Exercise directions: Each line below is to be written out in full, exactly as shown.

[Extracted data entries]

* BEGIN *

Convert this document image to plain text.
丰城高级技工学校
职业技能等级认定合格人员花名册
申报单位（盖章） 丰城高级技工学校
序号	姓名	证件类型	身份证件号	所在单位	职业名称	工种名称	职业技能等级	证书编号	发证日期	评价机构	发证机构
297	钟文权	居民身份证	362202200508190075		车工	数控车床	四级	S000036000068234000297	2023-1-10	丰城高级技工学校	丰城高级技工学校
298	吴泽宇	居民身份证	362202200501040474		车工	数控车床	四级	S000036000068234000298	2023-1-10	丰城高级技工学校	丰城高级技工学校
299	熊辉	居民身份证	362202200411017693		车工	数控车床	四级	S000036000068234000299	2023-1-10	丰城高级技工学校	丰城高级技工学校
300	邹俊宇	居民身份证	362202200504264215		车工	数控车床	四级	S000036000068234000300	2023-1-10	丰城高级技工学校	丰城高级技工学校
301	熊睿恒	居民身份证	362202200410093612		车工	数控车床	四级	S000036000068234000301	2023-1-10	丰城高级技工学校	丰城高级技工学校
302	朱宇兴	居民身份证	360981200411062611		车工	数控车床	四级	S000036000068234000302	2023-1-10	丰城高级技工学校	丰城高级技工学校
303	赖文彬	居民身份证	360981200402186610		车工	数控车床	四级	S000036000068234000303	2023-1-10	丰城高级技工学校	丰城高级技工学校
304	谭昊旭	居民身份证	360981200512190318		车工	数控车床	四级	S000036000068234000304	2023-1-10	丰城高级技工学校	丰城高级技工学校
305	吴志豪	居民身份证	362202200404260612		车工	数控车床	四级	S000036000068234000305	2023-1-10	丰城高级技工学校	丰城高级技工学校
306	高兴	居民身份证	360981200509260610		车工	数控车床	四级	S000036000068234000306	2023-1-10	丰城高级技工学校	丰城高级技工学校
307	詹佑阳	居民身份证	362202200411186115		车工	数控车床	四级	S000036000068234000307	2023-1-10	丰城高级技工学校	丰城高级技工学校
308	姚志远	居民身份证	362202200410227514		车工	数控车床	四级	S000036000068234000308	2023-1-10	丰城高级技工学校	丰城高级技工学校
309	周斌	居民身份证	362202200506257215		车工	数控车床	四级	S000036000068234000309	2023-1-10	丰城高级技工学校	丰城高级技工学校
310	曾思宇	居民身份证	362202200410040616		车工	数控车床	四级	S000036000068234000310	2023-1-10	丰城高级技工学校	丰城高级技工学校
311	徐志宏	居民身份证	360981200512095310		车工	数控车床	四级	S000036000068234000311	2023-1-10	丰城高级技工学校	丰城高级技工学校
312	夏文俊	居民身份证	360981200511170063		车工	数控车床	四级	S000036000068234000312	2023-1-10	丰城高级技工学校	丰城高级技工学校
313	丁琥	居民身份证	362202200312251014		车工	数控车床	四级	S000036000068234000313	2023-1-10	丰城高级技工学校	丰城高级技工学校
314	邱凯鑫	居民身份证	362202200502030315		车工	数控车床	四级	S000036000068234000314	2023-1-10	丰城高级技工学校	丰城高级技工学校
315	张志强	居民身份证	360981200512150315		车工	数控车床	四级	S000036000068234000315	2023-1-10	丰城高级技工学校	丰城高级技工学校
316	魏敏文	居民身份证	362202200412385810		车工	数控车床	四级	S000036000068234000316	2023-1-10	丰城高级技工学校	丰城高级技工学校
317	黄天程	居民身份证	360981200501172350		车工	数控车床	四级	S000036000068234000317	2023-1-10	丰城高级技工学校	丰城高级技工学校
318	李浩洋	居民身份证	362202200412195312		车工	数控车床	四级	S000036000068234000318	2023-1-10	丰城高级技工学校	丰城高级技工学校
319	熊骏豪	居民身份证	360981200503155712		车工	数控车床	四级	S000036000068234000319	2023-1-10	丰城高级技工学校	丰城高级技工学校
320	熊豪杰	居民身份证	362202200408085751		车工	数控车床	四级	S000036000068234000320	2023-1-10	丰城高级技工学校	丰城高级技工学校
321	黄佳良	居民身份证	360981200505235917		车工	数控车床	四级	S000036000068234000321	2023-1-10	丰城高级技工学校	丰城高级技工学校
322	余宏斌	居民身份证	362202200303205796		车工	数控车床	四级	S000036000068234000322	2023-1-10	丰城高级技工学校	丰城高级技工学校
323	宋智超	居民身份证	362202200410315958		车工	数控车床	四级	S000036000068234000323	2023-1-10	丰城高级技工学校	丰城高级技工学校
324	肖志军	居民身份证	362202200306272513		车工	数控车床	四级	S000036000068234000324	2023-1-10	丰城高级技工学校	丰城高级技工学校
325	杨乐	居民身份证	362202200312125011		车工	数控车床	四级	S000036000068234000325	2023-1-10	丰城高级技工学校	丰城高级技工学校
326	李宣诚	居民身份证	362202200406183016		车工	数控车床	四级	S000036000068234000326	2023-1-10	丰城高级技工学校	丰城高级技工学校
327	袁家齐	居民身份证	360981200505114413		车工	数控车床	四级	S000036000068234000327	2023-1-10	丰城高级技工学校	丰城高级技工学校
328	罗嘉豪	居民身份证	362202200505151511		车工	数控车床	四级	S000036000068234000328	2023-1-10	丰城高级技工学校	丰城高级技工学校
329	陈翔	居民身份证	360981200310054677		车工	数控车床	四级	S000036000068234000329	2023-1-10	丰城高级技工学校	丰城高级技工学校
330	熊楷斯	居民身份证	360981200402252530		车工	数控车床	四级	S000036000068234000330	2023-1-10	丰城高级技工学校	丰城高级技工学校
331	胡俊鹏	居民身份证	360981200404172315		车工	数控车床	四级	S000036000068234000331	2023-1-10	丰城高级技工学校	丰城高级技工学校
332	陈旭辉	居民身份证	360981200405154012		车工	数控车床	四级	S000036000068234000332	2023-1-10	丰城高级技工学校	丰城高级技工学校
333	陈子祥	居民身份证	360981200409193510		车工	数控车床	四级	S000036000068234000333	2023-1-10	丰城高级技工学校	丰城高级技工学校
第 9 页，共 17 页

* END *

Result for this exercise:
Convert this document image to plain text.
丰城高级技工学校
职业技能等级认定合格人员花名册
申报单位（盖章） 丰城高级技工学校
序号	姓名	证件类型	身份证件号	所在单位	职业名称	工种名称	职业技能等级	证书编号	发证日期	评价机构	发证机构
297	钟文权	居民身份证	362202200508190075		车工	数控车床	四级	S000036000068234000297	2023-1-10	丰城高级技工学校	丰城高级技工学校
298	吴泽宇	居民身份证	362202200501040474		车工	数控车床	四级	S000036000068234000298	2023-1-10	丰城高级技工学校	丰城高级技工学校
299	熊辉	居民身份证	362202200411017693		车工	数控车床	四级	S000036000068234000299	2023-1-10	丰城高级技工学校	丰城高级技工学校
300	邹俊宇	居民身份证	362202200504264215		车工	数控车床	四级	S000036000068234000300	2023-1-10	丰城高级技工学校	丰城高级技工学校
301	熊睿恒	居民身份证	362202200410093612		车工	数控车床	四级	S000036000068234000301	2023-1-10	丰城高级技工学校	丰城高级技工学校
302	朱宇兴	居民身份证	360981200411062611		车工	数控车床	四级	S000036000068234000302	2023-1-10	丰城高级技工学校	丰城高级技工学校
303	赖文彬	居民身份证	360981200402186610		车工	数控车床	四级	S000036000068234000303	2023-1-10	丰城高级技工学校	丰城高级技工学校
304	谭昊旭	居民身份证	360981200512190318		车工	数控车床	四级	S000036000068234000304	2023-1-10	丰城高级技工学校	丰城高级技工学校
305	吴志豪	居民身份证	362202200404260612		车工	数控车床	四级	S000036000068234000305	2023-1-10	丰城高级技工学校	丰城高级技工学校
306	高兴	居民身份证	360981200509260610		车工	数控车床	四级	S000036000068234000306	2023-1-10	丰城高级技工学校	丰城高级技工学校
307	詹佑阳	居民身份证	362202200411186115		车工	数控车床	四级	S000036000068234000307	2023-1-10	丰城高级技工学校	丰城高级技工学校
308	姚志远	居民身份证	362202200410227514		车工	数控车床	四级	S000036000068234000308	2023-1-10	丰城高级技工学校	丰城高级技工学校
309	周斌	居民身份证	362202200506257215		车工	数控车床	四级	S000036000068234000309	2023-1-10	丰城高级技工学校	丰城高级技工学校
310	曾思宇	居民身份证	362202200410040616		车工	数控车床	四级	S000036000068234000310	2023-1-10	丰城高级技工学校	丰城高级技工学校
311	徐志宏	居民身份证	360981200512095310		车工	数控车床	四级	S000036000068234000311	2023-1-10	丰城高级技工学校	丰城高级技工学校
312	夏文俊	居民身份证	360981200511170063		车工	数控车床	四级	S000036000068234000312	2023-1-10	丰城高级技工学校	丰城高级技工学校
313	丁琥	居民身份证	362202200312251014		车工	数控车床	四级	S000036000068234000313	2023-1-10	丰城高级技工学校	丰城高级技工学校
314	邱凯鑫	居民身份证	362202200502030315		车工	数控车床	四级	S000036000068234000314	2023-1-10	丰城高级技工学校	丰城高级技工学校
315	张志强	居民身份证	360981200512150315		车工	数控车床	四级	S000036000068234000315	2023-1-10	丰城高级技工学校	丰城高级技工学校
316	魏敏文	居民身份证	362202200412385810		车工	数控车床	四级	S000036000068234000316	2023-1-10	丰城高级技工学校	丰城高级技工学校
317	黄天程	居民身份证	360981200501172350		车工	数控车床	四级	S000036000068234000317	2023-1-10	丰城高级技工学校	丰城高级技工学校
318	李浩洋	居民身份证	362202200412195312		车工	数控车床	四级	S000036000068234000318	2023-1-10	丰城高级技工学校	丰城高级技工学校
319	熊骏豪	居民身份证	360981200503155712		车工	数控车床	四级	S000036000068234000319	2023-1-10	丰城高级技工学校	丰城高级技工学校
320	熊豪杰	居民身份证	362202200408085751		车工	数控车床	四级	S000036000068234000320	2023-1-10	丰城高级技工学校	丰城高级技工学校
321	黄佳良	居民身份证	360981200505235917		车工	数控车床	四级	S000036000068234000321	2023-1-10	丰城高级技工学校	丰城高级技工学校
322	余宏斌	居民身份证	362202200303205796		车工	数控车床	四级	S000036000068234000322	2023-1-10	丰城高级技工学校	丰城高级技工学校
323	宋智超	居民身份证	362202200410315958		车工	数控车床	四级	S000036000068234000323	2023-1-10	丰城高级技工学校	丰城高级技工学校
324	肖志军	居民身份证	362202200306272513		车工	数控车床	四级	S000036000068234000324	2023-1-10	丰城高级技工学校	丰城高级技工学校
325	杨乐	居民身份证	362202200312125011		车工	数控车床	四级	S000036000068234000325	2023-1-10	丰城高级技工学校	丰城高级技工学校
326	李宣诚	居民身份证	362202200406183016		车工	数控车床	四级	S000036000068234000326	2023-1-10	丰城高级技工学校	丰城高级技工学校
327	袁家齐	居民身份证	360981200505114413		车工	数控车床	四级	S000036000068234000327	2023-1-10	丰城高级技工学校	丰城高级技工学校
328	罗嘉豪	居民身份证	362202200505151511		车工	数控车床	四级	S000036000068234000328	2023-1-10	丰城高级技工学校	丰城高级技工学校
329	陈翔	居民身份证	360981200310054677		车工	数控车床	四级	S000036000068234000329	2023-1-10	丰城高级技工学校	丰城高级技工学校
330	熊楷斯	居民身份证	360981200402252530		车工	数控车床	四级	S000036000068234000330	2023-1-10	丰城高级技工学校	丰城高级技工学校
331	胡俊鹏	居民身份证	360981200404172315		车工	数控车床	四级	S000036000068234000331	2023-1-10	丰城高级技工学校	丰城高级技工学校
332	陈旭辉	居民身份证	360981200405154012		车工	数控车床	四级	S000036000068234000332	2023-1-10	丰城高级技工学校	丰城高级技工学校
333	陈子祥	居民身份证	360981200409193510		车工	数控车床	四级	S000036000068234000333	2023-1-10	丰城高级技工学校	丰城高级技工学校
第 9 页，共 17 页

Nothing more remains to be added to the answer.